Your goal:
Tally how many lines include "лесотаксационного". The number is the whole answer.

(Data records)
* * *

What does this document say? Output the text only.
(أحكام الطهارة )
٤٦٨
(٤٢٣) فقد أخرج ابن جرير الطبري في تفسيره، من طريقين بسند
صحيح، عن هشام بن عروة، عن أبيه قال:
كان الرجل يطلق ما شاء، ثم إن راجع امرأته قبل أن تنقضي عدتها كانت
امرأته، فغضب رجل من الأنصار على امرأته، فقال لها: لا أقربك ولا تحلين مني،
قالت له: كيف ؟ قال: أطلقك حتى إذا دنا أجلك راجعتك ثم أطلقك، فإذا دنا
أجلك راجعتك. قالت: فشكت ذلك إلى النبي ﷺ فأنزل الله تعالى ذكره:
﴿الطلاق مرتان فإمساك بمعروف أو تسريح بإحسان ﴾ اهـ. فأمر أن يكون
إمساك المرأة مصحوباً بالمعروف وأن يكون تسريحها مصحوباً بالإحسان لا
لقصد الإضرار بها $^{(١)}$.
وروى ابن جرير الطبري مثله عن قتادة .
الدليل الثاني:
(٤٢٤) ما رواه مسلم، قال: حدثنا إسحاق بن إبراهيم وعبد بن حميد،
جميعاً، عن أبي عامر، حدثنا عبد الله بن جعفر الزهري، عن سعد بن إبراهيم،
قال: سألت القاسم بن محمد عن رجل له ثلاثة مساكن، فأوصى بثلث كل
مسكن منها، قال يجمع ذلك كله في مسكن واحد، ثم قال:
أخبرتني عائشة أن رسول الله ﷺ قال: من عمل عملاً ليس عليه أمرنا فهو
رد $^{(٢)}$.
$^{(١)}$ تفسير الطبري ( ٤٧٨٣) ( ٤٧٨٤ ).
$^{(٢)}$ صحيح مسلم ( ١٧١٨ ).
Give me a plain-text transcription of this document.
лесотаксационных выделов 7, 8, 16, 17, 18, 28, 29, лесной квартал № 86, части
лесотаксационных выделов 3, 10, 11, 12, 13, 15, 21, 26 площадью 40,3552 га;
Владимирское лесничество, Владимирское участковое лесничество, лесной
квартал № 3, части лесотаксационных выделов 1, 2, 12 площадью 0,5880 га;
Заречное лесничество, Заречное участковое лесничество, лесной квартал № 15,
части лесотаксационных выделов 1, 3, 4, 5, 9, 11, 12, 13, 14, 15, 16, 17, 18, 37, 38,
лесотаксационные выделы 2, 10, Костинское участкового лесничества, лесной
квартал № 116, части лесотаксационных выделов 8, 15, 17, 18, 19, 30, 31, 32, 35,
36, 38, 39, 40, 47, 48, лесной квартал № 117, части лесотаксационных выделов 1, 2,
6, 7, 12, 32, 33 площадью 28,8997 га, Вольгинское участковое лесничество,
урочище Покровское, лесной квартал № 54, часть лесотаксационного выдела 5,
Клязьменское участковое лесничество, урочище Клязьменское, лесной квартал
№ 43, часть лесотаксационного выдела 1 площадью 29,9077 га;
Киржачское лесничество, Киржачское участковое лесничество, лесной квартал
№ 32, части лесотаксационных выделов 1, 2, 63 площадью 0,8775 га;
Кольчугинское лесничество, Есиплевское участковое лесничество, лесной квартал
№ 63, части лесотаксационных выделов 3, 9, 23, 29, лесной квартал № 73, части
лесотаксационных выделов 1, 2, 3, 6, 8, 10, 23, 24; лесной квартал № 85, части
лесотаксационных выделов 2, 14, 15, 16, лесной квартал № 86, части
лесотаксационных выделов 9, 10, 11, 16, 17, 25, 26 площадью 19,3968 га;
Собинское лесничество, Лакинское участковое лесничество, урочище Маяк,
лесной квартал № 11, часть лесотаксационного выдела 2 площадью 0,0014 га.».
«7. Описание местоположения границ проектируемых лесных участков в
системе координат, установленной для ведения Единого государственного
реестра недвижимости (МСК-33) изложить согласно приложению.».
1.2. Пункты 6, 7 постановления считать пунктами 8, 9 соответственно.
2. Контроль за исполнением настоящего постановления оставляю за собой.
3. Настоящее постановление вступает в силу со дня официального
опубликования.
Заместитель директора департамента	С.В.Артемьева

* * *

The completed task:
3